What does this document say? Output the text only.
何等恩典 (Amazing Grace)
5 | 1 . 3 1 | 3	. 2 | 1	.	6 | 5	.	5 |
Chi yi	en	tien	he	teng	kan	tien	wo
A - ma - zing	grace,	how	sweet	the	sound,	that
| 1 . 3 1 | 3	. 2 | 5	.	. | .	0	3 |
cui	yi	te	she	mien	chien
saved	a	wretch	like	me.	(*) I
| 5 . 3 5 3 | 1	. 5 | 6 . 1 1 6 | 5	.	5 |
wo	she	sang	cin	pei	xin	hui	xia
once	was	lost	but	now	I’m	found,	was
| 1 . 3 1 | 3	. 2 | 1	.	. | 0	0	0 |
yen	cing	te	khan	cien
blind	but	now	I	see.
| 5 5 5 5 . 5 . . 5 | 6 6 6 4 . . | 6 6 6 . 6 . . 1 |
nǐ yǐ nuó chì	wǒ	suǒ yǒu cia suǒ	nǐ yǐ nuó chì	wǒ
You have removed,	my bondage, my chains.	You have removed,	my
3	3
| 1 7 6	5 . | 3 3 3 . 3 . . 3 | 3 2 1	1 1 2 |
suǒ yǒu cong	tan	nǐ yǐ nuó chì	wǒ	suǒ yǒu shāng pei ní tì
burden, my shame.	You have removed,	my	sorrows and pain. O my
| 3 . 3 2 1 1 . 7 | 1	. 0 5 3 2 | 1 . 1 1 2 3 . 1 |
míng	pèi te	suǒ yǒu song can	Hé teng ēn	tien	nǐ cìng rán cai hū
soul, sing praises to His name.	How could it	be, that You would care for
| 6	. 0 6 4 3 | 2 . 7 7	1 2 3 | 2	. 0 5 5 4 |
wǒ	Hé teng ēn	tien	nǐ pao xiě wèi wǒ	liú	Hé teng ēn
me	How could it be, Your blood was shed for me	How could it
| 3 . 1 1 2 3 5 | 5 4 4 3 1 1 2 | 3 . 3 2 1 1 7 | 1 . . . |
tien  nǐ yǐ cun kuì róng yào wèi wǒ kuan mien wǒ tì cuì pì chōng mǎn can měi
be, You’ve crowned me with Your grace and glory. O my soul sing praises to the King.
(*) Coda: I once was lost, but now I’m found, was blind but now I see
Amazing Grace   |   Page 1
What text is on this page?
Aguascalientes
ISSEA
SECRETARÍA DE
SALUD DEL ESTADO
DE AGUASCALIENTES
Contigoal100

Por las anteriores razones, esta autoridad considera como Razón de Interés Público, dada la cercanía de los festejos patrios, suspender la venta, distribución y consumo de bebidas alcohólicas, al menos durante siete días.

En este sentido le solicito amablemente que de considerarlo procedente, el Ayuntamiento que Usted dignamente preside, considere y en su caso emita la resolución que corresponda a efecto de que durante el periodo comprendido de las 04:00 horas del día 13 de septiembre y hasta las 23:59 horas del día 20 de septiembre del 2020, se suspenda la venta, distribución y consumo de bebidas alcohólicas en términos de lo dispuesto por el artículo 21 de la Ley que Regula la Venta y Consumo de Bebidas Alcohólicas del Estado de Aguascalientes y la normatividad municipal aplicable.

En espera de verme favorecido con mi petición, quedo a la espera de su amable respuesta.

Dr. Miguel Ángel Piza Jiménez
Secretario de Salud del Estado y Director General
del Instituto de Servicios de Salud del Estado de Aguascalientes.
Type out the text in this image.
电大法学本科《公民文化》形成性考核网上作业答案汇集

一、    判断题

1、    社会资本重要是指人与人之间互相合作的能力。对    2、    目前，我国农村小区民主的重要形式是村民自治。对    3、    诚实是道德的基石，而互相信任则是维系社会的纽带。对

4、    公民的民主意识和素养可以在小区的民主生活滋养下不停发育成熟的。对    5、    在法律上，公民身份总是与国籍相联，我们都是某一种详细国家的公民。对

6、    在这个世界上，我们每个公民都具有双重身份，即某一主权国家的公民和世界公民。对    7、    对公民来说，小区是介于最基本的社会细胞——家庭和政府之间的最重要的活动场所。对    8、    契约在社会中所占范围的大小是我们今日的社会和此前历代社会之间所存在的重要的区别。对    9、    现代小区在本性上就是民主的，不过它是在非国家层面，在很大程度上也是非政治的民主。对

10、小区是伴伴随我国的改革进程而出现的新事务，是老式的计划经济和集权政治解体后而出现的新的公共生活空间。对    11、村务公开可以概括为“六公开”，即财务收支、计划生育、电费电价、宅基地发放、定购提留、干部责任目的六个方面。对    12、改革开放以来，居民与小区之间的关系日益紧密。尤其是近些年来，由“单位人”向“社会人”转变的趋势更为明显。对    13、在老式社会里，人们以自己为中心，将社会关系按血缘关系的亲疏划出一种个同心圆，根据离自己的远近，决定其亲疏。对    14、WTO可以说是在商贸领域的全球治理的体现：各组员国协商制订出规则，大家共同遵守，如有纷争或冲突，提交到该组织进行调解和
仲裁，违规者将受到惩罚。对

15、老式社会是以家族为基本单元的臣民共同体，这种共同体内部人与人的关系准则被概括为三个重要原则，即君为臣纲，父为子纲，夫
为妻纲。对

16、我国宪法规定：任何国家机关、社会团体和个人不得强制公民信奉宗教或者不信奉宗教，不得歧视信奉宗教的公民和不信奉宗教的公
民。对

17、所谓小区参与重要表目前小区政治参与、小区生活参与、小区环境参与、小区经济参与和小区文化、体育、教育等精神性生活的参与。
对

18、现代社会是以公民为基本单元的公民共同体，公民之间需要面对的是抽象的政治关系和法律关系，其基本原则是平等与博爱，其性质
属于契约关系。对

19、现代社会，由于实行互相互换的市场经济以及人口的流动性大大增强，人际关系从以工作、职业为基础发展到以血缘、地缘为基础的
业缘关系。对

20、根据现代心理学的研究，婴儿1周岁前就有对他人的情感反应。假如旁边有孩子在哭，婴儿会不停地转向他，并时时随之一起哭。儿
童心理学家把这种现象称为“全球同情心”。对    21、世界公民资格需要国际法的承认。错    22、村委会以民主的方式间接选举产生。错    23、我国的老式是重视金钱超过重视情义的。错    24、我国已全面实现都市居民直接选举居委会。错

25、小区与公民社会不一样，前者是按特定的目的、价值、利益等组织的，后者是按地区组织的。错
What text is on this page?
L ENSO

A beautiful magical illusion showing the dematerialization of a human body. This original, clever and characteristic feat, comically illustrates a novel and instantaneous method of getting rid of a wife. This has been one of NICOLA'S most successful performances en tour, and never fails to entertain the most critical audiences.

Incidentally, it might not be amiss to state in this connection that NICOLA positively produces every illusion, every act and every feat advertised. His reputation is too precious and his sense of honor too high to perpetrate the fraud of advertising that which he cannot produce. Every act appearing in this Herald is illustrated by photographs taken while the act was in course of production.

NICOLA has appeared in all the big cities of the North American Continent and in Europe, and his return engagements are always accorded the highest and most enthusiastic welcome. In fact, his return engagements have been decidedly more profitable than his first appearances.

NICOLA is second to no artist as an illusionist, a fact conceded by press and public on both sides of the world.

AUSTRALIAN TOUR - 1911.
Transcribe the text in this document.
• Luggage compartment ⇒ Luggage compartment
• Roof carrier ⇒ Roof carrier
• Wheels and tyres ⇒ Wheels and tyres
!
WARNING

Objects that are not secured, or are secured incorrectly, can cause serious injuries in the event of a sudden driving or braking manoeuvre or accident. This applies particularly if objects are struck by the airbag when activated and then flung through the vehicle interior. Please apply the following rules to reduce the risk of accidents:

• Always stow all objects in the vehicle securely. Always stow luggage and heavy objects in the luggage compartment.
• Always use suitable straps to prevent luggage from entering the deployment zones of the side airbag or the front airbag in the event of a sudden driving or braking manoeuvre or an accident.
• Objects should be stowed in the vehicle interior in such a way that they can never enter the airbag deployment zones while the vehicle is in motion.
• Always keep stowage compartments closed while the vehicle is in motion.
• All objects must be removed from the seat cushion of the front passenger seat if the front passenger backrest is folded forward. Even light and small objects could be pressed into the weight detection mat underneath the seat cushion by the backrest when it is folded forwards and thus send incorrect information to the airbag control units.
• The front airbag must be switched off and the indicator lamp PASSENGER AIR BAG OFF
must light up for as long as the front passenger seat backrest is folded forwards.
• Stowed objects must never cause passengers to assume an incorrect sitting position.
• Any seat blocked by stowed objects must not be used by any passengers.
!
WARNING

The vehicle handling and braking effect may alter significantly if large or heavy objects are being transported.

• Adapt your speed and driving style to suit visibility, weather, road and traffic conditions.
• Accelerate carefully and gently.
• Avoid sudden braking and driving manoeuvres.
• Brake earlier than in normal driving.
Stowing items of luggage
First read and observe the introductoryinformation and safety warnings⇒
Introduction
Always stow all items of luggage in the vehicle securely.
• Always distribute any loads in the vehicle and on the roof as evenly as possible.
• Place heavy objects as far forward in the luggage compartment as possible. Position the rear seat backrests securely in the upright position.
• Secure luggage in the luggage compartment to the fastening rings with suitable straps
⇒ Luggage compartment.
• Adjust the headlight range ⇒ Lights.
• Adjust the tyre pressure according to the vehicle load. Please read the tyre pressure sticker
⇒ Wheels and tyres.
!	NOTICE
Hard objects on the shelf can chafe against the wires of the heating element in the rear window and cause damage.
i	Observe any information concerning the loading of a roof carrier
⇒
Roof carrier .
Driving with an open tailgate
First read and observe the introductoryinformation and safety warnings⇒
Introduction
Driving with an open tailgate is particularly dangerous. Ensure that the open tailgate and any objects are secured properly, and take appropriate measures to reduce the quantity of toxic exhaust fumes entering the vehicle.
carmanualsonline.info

++++

=== Task requirements ===
Copy each line of the records that contains the word "Adjust".

=== Expected answer ===
• Adjust the headlight range ⇒ Lights.
• Adjust the tyre pressure according to the vehicle load. Please read the tyre pressure sticker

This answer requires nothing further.